◆ TASK PROMPT:
Each line that contains the string "niveau" counts once; report how many such lines appear in the data, as a number only.

(Excerpt from a dataset)
# # #

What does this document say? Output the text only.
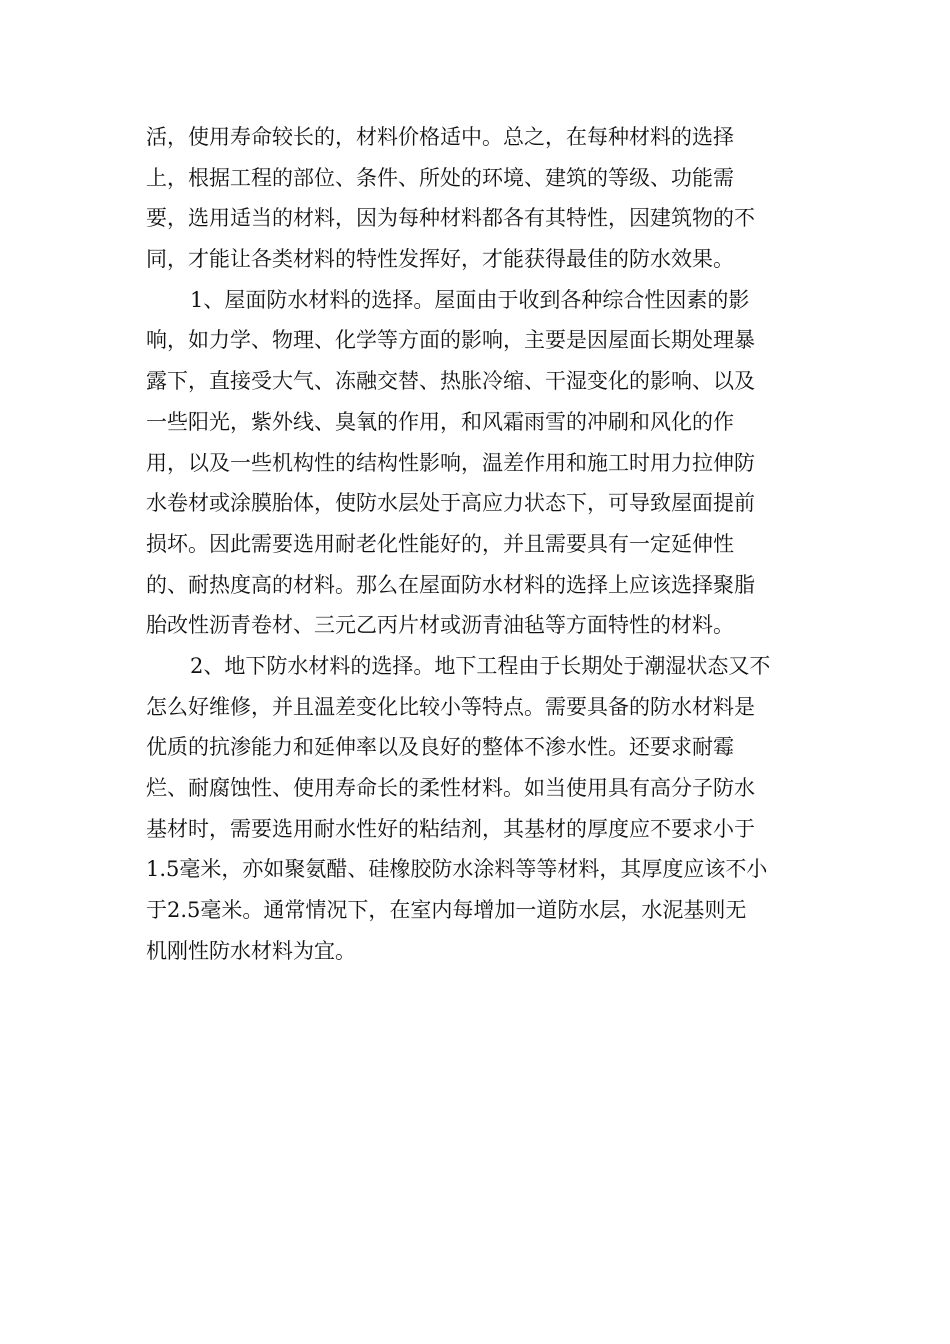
活，使用寿命较长的，材料价格适中。总之，在每种材料的选择
上，根据工程的部位、条件、所处的环境、建筑的等级、功能需
要，选用适当的材料，因为每种材料都各有其特性，因建筑物的不
同，才能让各类材料的特性发挥好，才能获得最佳的防水效果。
1、屋面防水材料的选择。屋面由于收到各种综合性因素的影
响，如力学、物理、化学等方面的影响，主要是因屋面长期处理暴
露下，直接受大气、冻融交替、热胀冷缩、干湿变化的影响、以及
一些阳光，紫外线、臭氧的作用，和风霜雨雪的冲刷和风化的作
用，以及一些机构性的结构性影响，温差作用和施工时用力拉伸防
水卷材或涂膜胎体，使防水层处于高应力状态下，可导致屋面提前
损坏。因此需要选用耐老化性能好的，并且需要具有一定延伸性
的、耐热度高的材料。那么在屋面防水材料的选择上应该选择聚脂
胎改性沥青卷材、三元乙丙片材或沥青油毡等方面特性的材料。
2、地下防水材料的选择。地下工程由于长期处于潮湿状态又不
怎么好维修，并且温差变化比较小等特点。需要具备的防水材料是
优质的抗渗能力和延伸率以及良好的整体不渗水性。还要求耐霉
烂、耐腐蚀性、使用寿命长的柔性材料。如当使用具有高分子防水
基材时，需要选用耐水性好的粘结剂，其基材的厚度应不要求小于
1.5毫米，亦如聚氨醋、硅橡胶防水涂料等等材料，其厚度应该不小
于2.5毫米。通常情况下，在室内每增加一道防水层，水泥基则无
机刚性防水材料为宜。
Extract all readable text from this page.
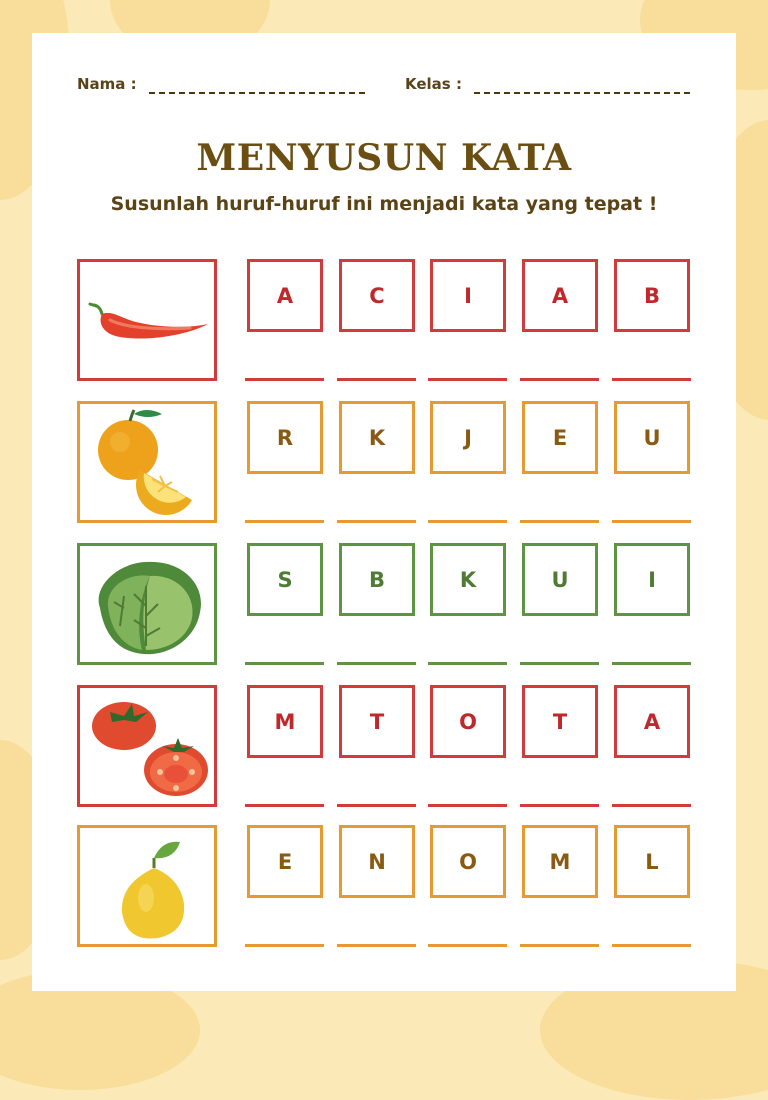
Nama :	Kelas :
MENYUSUN KATA
Susunlah huruf-huruf ini menjadi kata yang tepat !
A	C	I	A	B
R	K	J	E	U
S	B	K	U	I
M	T	O	T	A
E	N	O	M	L
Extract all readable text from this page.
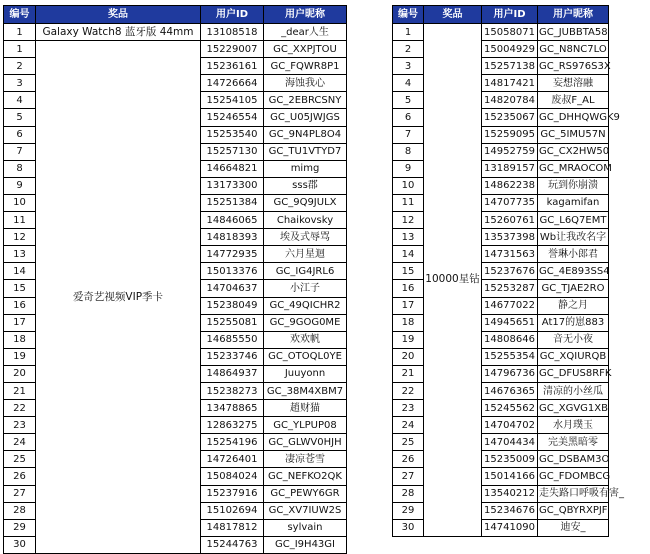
编号	奖品	用户ID	用户昵称
1	Galaxy Watch8 蓝牙版 44mm	13108518	_dear人生
1	爱奇艺视频VIP季卡	15229007	GC_XXPJTOU
2		15236161	GC_FQWR8P1
3		14726664	海蚀我心
4		15254105	GC_2EBRCSNY
5		15246554	GC_U05JWJGS
6		15253540	GC_9N4PL8O4
7		15257130	GC_TU1VTYD7
8		14664821	mimg
9		13173300	sss郡
10		15251384	GC_9Q9JULX
11		14846065	Chaikovsky
12		14818393	埃及式辱骂
13		14772935	六月星迴
14		15013376	GC_IG4JRL6
15		14704637	小江子
16		15238049	GC_49QICHR2
17		15255081	GC_9GOG0ME
18		14685550	欢欢帆
19		15233746	GC_OTOQL0YE
20		14864937	Juuyonn
21		15238273	GC_38M4XBM7
22		13478865	趙财猫
23		12863275	GC_YLPUP08
24		15254196	GC_GLWV0HJH
25		14726401	凄凉苍雪
26		15084024	GC_NEFKO2QK
27		15237916	GC_PEWY6GR
28		15102694	GC_XV7IUW2S
29		14817812	sylvain
30		15244763	GC_I9H43GI
编号	奖品	用户ID	用户昵称
1	10000星钻	15058071	GC_JUBBTA58
2		15004929	GC_N8NC7LO
3		15257138	GC_RS976S3X
4		14817421	妄想溶融
5		14820784	废叔F_AL
6		15235067	GC_DHHQWGK9
7		15259095	GC_5IMU57N
8		14952759	GC_CX2HW50
9		13189157	GC_MRAOCOM
10		14862238	玩到你崩溃
11		14707735	kagamifan
12		15260761	GC_L6Q7EMT
13		13537398	Wb让我改名字
14		14731563	誉琳小郎君
15		15237676	GC_4E893SS4
16		15253287	GC_TJAE2RO
17		14677022	静之月
18		14945651	At17的崽883
19		14808646	音无小夜
20		15255354	GC_XQIURQB
21		14796736	GC_DFUS8RFK
22		14676365	清凉的小丝瓜
23		15245562	GC_XGVG1XB
24		14704702	水月璞玉
25		14704434	完美黑暗零
26		15235009	GC_DSBAM3O
27		15014166	GC_FDOMBCG
28		13540212	走失路口呼吸有害_
29		15234676	GC_QBYRXPJF
30		14741090	迪安_
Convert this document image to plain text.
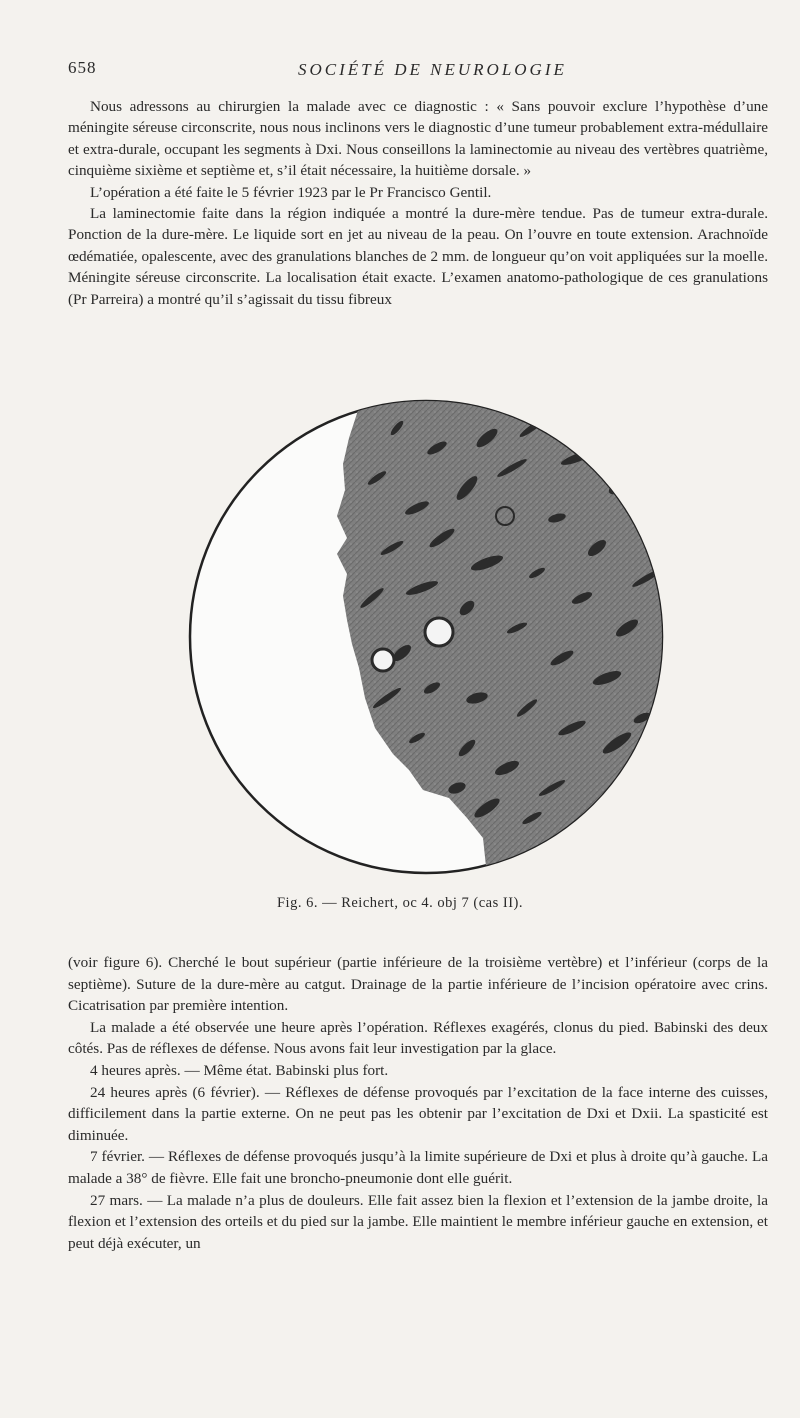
658	SOCIÉTÉ DE NEUROLOGIE

Nous adressons au chirurgien la malade avec ce diagnostic : « Sans pouvoir exclure l’hypothèse d’une méningite séreuse circonscrite, nous nous inclinons vers le diagnostic d’une tumeur probablement extra-médullaire et extra-durale, occupant les segments à Dxi. Nous conseillons la laminectomie au niveau des vertèbres quatrième, cinquième sixième et septième et, s’il était nécessaire, la huitième dorsale. »

L’opération a été faite le 5 février 1923 par le Pr Francisco Gentil.

La laminectomie faite dans la région indiquée a montré la dure-mère tendue. Pas de tumeur extra-durale. Ponction de la dure-mère. Le liquide sort en jet au niveau de la peau. On l’ouvre en toute extension. Arachnoïde œdématiée, opalescente, avec des granulations blanches de 2 mm. de longueur qu’on voit appliquées sur la moelle. Méningite séreuse circonscrite. La localisation était exacte. L’examen anatomo-pathologique de ces granulations (Pr Parreira) a montré qu’il s’agissait du tissu fibreux

Fig. 6. — Reichert, oc 4. obj 7 (cas II).

(voir figure 6). Cherché le bout supérieur (partie inférieure de la troisième vertèbre) et l’inférieur (corps de la septième). Suture de la dure-mère au catgut. Drainage de la partie inférieure de l’incision opératoire avec crins. Cicatrisation par première intention.

La malade a été observée une heure après l’opération. Réflexes exagérés, clonus du pied. Babinski des deux côtés. Pas de réflexes de défense. Nous avons fait leur investigation par la glace.

4 heures après. — Même état. Babinski plus fort.

24 heures après (6 février). — Réflexes de défense provoqués par l’excitation de la face interne des cuisses, difficilement dans la partie externe. On ne peut pas les obtenir par l’excitation de Dxi et Dxii. La spasticité est diminuée.

7 février. — Réflexes de défense provoqués jusqu’à la limite supérieure de Dxi et plus à droite qu’à gauche. La malade a 38° de fièvre. Elle fait une broncho-pneumonie dont elle guérit.

27 mars. — La malade n’a plus de douleurs. Elle fait assez bien la flexion et l’extension de la jambe droite, la flexion et l’extension des orteils et du pied sur la jambe. Elle maintient le membre inférieur gauche en extension, et peut déjà exécuter, un
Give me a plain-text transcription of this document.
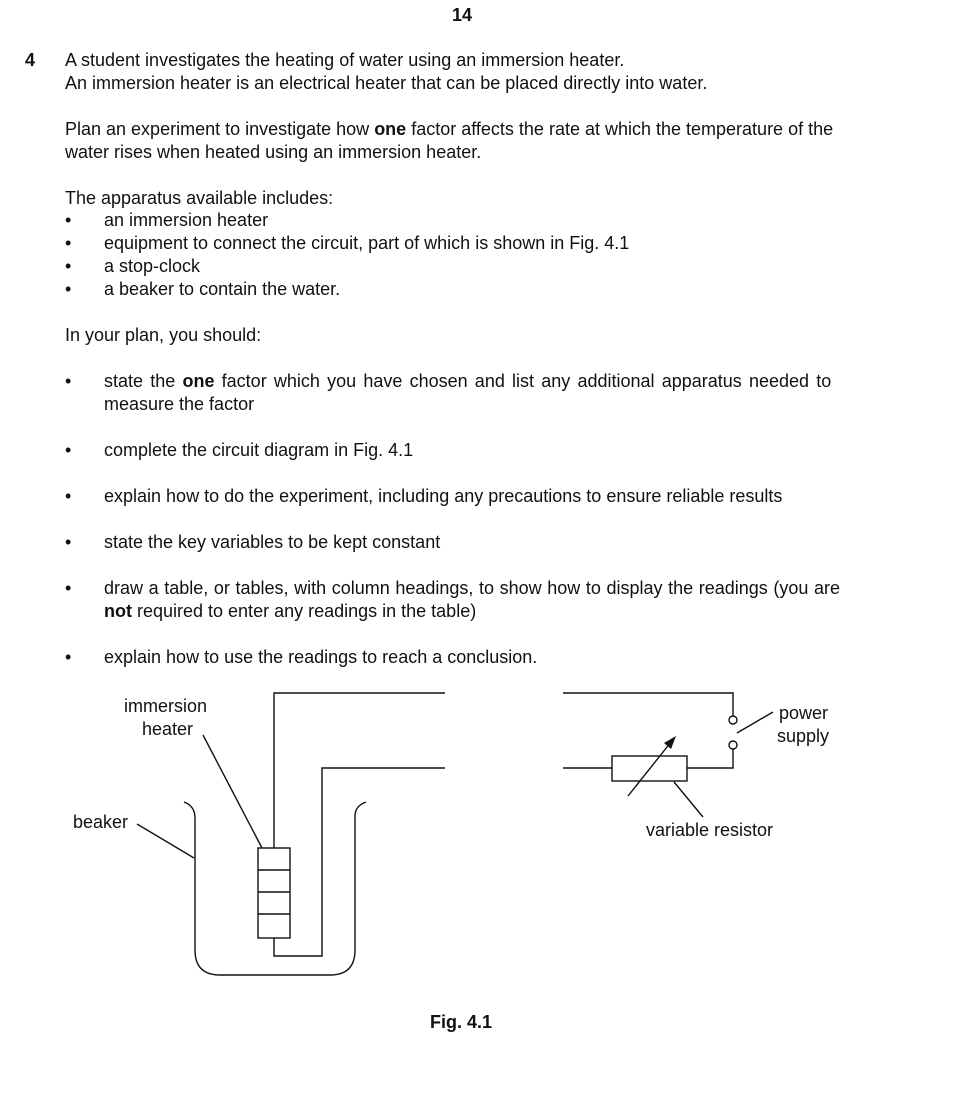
14
4 A student investigates the heating of water using an immersion heater.
An immersion heater is an electrical heater that can be placed directly into water.
Plan an experiment to investigate how one factor affects the rate at which the temperature of the
water rises when heated using an immersion heater.
The apparatus available includes:
• an immersion heater
• equipment to connect the circuit, part of which is shown in Fig. 4.1
• a stop-clock
• a beaker to contain the water.
In your plan, you should:
• state the one factor which you have chosen and list any additional apparatus needed to
measure the factor
• complete the circuit diagram in Fig. 4.1
• explain how to do the experiment, including any precautions to ensure reliable results
• state the key variables to be kept constant
• draw a table, or tables, with column headings, to show how to display the readings (you are
not required to enter any readings in the table)
• explain how to use the readings to reach a conclusion.
immersion
heater
beaker
power
supply
variable resistor
Fig. 4.1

# # #

◆ REPLY:
2